* Stated task
From the records below, give the number of lines that contain the string "name", without any other text.

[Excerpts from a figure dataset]
- - -

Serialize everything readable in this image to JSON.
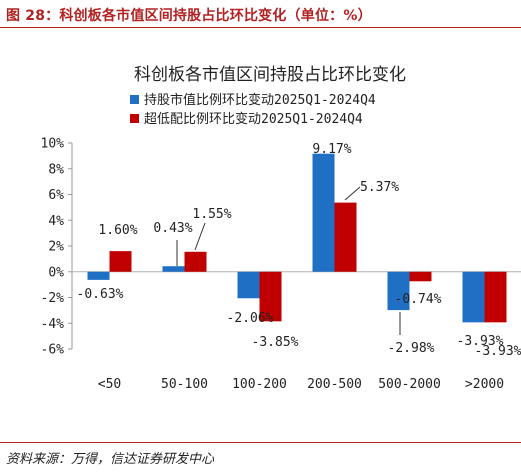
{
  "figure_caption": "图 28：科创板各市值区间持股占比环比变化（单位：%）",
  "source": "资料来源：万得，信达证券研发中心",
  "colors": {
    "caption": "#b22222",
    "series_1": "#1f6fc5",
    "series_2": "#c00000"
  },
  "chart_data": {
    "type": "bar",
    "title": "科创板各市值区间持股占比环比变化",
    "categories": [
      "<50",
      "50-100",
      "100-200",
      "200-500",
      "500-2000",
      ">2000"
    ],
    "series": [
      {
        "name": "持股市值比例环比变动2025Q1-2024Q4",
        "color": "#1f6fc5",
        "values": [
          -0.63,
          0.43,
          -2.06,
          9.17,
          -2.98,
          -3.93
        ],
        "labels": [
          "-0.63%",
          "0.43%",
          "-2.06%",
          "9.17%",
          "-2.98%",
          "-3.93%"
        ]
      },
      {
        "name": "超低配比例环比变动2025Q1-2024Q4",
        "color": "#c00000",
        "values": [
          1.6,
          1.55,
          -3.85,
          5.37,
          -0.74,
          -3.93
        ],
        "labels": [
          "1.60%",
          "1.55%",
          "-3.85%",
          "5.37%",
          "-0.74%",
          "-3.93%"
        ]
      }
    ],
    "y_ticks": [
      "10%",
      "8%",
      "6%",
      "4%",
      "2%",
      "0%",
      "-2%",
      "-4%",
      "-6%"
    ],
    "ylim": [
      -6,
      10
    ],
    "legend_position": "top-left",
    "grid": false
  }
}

- - -

* Response to this exercise
2